To be done:
The required output is the exact sequence of lines from the line holding "OCR this image." to the end of the records, inclusive.

(Extracted data entries)
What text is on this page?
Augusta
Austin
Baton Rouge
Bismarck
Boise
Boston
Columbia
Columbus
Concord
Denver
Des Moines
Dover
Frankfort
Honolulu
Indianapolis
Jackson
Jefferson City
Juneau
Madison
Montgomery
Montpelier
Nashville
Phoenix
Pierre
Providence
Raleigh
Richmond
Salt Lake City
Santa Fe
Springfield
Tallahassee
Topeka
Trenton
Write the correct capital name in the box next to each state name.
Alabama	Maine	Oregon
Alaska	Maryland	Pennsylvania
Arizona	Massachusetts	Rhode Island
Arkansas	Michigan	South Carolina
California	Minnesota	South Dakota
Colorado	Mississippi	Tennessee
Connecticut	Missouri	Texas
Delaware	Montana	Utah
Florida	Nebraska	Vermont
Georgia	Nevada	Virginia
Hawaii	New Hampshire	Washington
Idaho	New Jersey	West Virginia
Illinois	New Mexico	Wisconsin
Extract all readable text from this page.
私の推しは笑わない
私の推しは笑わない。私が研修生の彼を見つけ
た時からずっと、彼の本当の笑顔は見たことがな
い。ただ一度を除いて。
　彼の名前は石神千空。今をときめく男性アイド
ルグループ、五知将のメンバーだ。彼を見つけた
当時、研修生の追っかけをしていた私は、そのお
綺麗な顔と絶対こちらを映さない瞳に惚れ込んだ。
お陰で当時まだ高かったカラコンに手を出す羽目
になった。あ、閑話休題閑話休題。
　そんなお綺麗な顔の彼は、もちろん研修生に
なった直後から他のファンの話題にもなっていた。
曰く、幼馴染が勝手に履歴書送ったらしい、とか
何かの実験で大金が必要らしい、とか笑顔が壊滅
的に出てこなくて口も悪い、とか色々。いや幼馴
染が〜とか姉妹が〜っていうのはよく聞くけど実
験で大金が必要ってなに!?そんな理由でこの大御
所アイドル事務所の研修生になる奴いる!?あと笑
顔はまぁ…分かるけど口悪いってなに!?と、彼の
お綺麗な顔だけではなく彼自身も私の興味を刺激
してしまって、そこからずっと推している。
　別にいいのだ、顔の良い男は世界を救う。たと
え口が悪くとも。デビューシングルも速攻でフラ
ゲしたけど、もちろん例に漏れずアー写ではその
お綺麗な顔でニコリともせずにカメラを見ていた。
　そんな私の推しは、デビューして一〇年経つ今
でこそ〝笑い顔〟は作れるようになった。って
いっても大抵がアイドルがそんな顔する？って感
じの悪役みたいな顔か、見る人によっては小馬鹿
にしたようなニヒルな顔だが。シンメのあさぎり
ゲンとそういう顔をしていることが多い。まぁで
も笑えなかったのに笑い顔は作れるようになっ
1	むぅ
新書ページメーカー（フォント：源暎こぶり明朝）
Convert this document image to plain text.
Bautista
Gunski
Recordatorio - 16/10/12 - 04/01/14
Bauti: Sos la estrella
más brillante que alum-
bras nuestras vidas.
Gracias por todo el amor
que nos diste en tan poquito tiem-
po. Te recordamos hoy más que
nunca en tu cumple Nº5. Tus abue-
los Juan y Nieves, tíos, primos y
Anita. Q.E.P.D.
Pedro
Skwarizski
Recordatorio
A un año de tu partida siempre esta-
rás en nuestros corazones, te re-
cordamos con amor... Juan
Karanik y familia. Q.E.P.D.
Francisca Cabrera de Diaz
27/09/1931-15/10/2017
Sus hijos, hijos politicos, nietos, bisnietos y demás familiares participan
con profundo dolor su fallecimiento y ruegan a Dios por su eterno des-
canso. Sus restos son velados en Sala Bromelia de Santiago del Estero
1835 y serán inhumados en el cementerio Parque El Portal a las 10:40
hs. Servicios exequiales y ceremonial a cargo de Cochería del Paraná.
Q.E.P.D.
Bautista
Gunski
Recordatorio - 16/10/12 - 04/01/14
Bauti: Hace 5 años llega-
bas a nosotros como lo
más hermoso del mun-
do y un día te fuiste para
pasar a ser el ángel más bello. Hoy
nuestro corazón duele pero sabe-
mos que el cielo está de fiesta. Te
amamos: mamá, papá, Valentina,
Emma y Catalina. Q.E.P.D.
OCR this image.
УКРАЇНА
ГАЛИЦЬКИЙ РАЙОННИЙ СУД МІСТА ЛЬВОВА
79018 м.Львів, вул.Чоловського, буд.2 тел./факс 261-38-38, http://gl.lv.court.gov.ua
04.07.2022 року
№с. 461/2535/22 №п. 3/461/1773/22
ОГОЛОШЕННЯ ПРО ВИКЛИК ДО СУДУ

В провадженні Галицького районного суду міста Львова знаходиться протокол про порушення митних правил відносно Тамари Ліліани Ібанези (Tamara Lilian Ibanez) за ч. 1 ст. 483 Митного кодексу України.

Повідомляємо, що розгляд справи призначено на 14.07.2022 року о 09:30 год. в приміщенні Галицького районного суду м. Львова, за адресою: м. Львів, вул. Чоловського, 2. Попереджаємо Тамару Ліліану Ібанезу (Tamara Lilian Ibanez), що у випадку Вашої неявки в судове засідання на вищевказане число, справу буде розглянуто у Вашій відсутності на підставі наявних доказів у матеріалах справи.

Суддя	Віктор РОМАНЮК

Response to the task:
OCR this image.
УКРАЇНА
ГАЛИЦЬКИЙ РАЙОННИЙ СУД МІСТА ЛЬВОВА
79018 м.Львів, вул.Чоловського, буд.2 тел./факс 261-38-38, http://gl.lv.court.gov.ua
04.07.2022 року
№с. 461/2535/22 №п. 3/461/1773/22
ОГОЛОШЕННЯ ПРО ВИКЛИК ДО СУДУ

В провадженні Галицького районного суду міста Львова знаходиться протокол про порушення митних правил відносно Тамари Ліліани Ібанези (Tamara Lilian Ibanez) за ч. 1 ст. 483 Митного кодексу України.

Повідомляємо, що розгляд справи призначено на 14.07.2022 року о 09:30 год. в приміщенні Галицького районного суду м. Львова, за адресою: м. Львів, вул. Чоловського, 2. Попереджаємо Тамару Ліліану Ібанезу (Tamara Lilian Ibanez), що у випадку Вашої неявки в судове засідання на вищевказане число, справу буде розглянуто у Вашій відсутності на підставі наявних доказів у матеріалах справи.

Суддя	Віктор РОМАНЮК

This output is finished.